• _AVAILABLE RECORDS_
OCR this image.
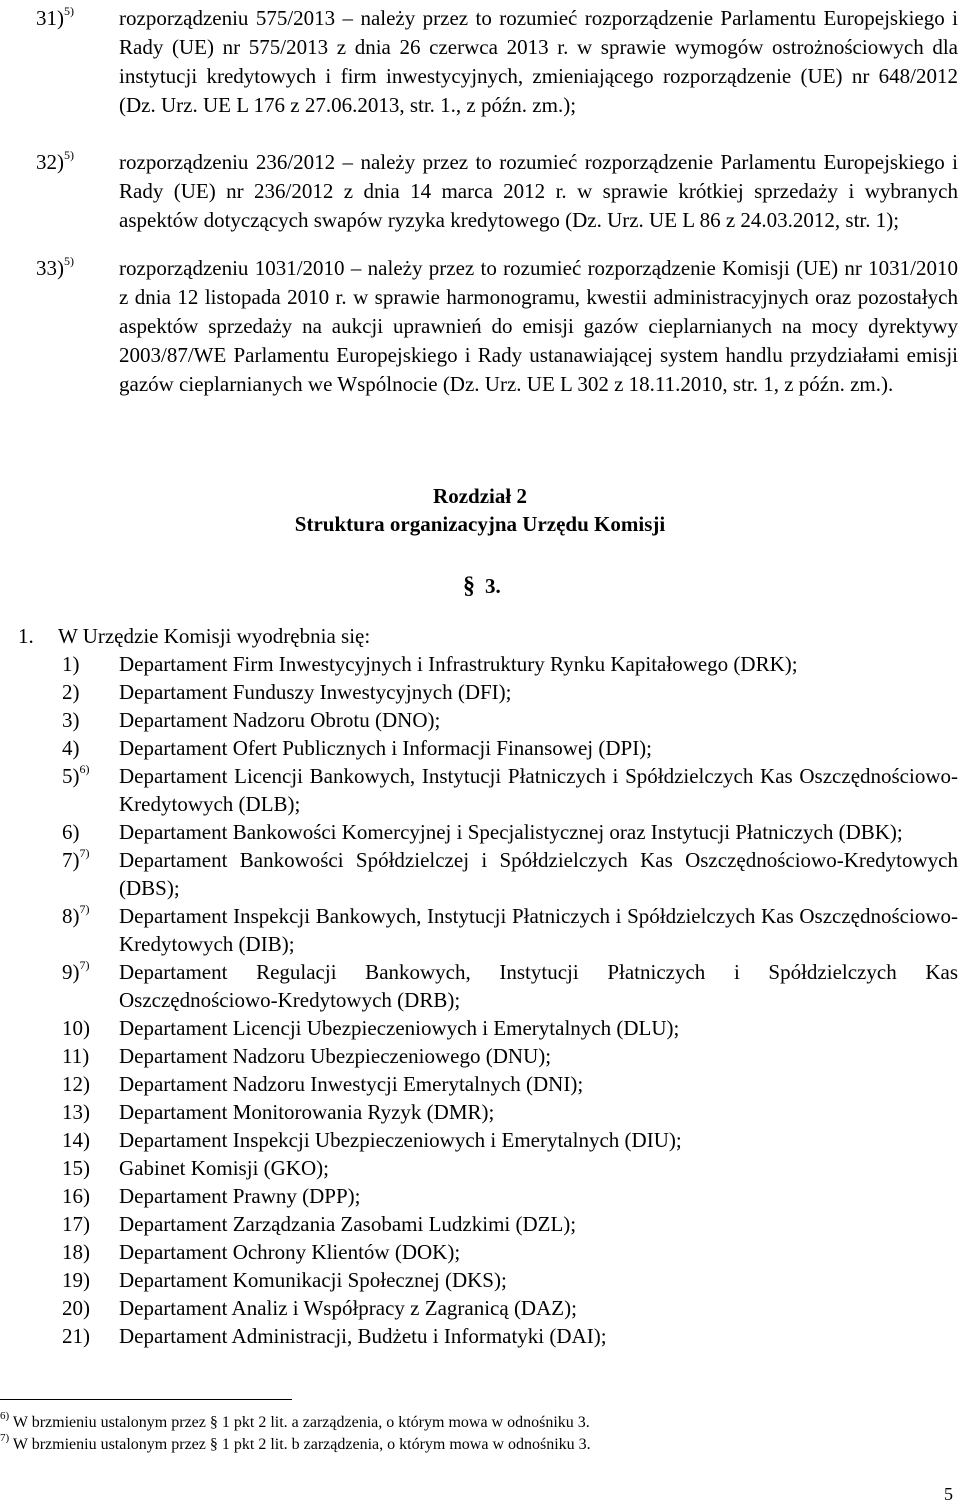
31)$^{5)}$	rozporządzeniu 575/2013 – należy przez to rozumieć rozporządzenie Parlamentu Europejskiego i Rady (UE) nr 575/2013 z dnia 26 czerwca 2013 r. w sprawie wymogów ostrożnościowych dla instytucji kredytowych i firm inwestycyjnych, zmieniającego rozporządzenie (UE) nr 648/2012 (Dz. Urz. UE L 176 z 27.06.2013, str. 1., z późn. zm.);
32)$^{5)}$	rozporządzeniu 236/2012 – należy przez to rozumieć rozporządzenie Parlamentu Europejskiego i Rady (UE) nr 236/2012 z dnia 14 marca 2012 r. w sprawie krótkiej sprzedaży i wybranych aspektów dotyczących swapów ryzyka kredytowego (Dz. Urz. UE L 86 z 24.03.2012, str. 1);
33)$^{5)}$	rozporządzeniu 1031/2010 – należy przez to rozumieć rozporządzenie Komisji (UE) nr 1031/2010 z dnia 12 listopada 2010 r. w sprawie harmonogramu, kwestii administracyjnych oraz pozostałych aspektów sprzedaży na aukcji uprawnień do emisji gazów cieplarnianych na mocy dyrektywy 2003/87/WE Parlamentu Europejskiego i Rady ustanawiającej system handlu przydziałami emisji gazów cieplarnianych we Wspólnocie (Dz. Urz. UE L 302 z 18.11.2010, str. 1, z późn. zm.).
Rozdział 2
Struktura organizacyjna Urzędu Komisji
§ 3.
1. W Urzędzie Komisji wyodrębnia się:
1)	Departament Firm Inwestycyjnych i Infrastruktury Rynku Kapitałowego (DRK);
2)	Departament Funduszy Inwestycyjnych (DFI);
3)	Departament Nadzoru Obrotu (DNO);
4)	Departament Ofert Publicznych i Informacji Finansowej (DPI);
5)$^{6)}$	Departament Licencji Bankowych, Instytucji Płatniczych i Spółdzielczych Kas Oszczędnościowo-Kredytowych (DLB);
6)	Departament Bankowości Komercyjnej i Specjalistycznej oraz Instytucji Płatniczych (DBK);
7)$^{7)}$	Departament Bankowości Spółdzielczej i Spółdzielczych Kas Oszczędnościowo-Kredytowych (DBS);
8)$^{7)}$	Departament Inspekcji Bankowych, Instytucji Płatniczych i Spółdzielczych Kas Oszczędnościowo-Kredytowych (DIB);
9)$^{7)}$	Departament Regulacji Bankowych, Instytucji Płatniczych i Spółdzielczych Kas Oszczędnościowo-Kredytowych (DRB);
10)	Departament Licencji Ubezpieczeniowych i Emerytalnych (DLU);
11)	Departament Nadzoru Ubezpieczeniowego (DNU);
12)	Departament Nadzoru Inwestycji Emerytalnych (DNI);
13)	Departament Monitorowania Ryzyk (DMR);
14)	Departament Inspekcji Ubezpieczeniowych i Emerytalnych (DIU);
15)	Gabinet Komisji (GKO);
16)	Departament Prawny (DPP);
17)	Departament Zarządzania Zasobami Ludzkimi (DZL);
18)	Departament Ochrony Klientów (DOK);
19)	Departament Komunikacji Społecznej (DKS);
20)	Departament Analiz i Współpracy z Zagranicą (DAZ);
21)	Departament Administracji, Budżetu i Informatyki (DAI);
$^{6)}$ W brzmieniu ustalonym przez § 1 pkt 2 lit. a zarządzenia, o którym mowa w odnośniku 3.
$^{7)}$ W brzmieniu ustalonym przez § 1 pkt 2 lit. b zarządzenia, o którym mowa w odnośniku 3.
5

--

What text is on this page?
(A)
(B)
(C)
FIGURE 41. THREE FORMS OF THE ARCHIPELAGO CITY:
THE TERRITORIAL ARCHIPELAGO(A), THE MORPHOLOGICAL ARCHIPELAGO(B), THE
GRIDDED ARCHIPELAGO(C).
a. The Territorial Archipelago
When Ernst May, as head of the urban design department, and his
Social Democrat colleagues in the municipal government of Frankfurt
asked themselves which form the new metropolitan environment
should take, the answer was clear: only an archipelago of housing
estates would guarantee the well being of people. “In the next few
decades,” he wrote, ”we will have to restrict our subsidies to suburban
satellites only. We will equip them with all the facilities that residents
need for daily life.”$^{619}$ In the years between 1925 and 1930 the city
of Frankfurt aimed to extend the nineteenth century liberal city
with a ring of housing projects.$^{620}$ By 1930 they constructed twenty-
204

• _DIRECTION_
Report each line of the material above where the word "Licencji" appears.

• _PROBLEM SOLUTION_
5)$^{6)}$	Departament Licencji Bankowych, Instytucji Płatniczych i Spółdzielczych Kas Oszczędnościowo-Kredytowych (DLB);
10)	Departament Licencji Ubezpieczeniowych i Emerytalnych (DLU);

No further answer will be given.